WHAT YOU SHOULD DO ->
Are you able to retype all the records below exactly?

[Saved entries]
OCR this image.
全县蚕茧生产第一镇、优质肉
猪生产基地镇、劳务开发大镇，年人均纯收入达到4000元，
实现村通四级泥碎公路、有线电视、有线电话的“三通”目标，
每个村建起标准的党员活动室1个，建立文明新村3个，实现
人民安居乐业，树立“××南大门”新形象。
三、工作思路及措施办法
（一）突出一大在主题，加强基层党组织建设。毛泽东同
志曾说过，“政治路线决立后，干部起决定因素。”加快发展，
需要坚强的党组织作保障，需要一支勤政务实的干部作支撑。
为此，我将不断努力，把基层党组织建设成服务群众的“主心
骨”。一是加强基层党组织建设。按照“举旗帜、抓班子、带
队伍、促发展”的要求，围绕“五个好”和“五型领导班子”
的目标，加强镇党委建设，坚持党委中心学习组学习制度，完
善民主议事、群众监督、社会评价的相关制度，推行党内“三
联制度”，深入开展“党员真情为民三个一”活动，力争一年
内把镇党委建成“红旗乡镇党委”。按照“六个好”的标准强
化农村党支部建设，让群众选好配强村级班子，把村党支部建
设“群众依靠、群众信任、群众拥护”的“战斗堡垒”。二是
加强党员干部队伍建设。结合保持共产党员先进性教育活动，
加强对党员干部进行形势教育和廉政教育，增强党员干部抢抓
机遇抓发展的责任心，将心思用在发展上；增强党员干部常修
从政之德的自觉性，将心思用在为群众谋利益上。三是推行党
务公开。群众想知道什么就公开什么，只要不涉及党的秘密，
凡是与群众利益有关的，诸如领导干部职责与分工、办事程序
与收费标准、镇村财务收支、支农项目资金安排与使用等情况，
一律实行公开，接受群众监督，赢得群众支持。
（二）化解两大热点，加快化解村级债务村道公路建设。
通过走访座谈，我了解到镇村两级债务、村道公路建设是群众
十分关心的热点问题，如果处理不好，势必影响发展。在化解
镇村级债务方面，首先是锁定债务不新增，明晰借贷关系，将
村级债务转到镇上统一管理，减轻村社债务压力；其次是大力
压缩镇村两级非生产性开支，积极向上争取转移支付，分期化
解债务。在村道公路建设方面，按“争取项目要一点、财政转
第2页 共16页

EXERCISE ANSWER ->
OCR this image.
全县蚕茧生产第一镇、优质肉
猪生产基地镇、劳务开发大镇，年人均纯收入达到4000元，
实现村通四级泥碎公路、有线电视、有线电话的“三通”目标，
每个村建起标准的党员活动室1个，建立文明新村3个，实现
人民安居乐业，树立“××南大门”新形象。
三、工作思路及措施办法
（一）突出一大在主题，加强基层党组织建设。毛泽东同
志曾说过，“政治路线决立后，干部起决定因素。”加快发展，
需要坚强的党组织作保障，需要一支勤政务实的干部作支撑。
为此，我将不断努力，把基层党组织建设成服务群众的“主心
骨”。一是加强基层党组织建设。按照“举旗帜、抓班子、带
队伍、促发展”的要求，围绕“五个好”和“五型领导班子”
的目标，加强镇党委建设，坚持党委中心学习组学习制度，完
善民主议事、群众监督、社会评价的相关制度，推行党内“三
联制度”，深入开展“党员真情为民三个一”活动，力争一年
内把镇党委建成“红旗乡镇党委”。按照“六个好”的标准强
化农村党支部建设，让群众选好配强村级班子，把村党支部建
设“群众依靠、群众信任、群众拥护”的“战斗堡垒”。二是
加强党员干部队伍建设。结合保持共产党员先进性教育活动，
加强对党员干部进行形势教育和廉政教育，增强党员干部抢抓
机遇抓发展的责任心，将心思用在发展上；增强党员干部常修
从政之德的自觉性，将心思用在为群众谋利益上。三是推行党
务公开。群众想知道什么就公开什么，只要不涉及党的秘密，
凡是与群众利益有关的，诸如领导干部职责与分工、办事程序
与收费标准、镇村财务收支、支农项目资金安排与使用等情况，
一律实行公开，接受群众监督，赢得群众支持。
（二）化解两大热点，加快化解村级债务村道公路建设。
通过走访座谈，我了解到镇村两级债务、村道公路建设是群众
十分关心的热点问题，如果处理不好，势必影响发展。在化解
镇村级债务方面，首先是锁定债务不新增，明晰借贷关系，将
村级债务转到镇上统一管理，减轻村社债务压力；其次是大力
压缩镇村两级非生产性开支，积极向上争取转移支付，分期化
解债务。在村道公路建设方面，按“争取项目要一点、财政转
第2页 共16页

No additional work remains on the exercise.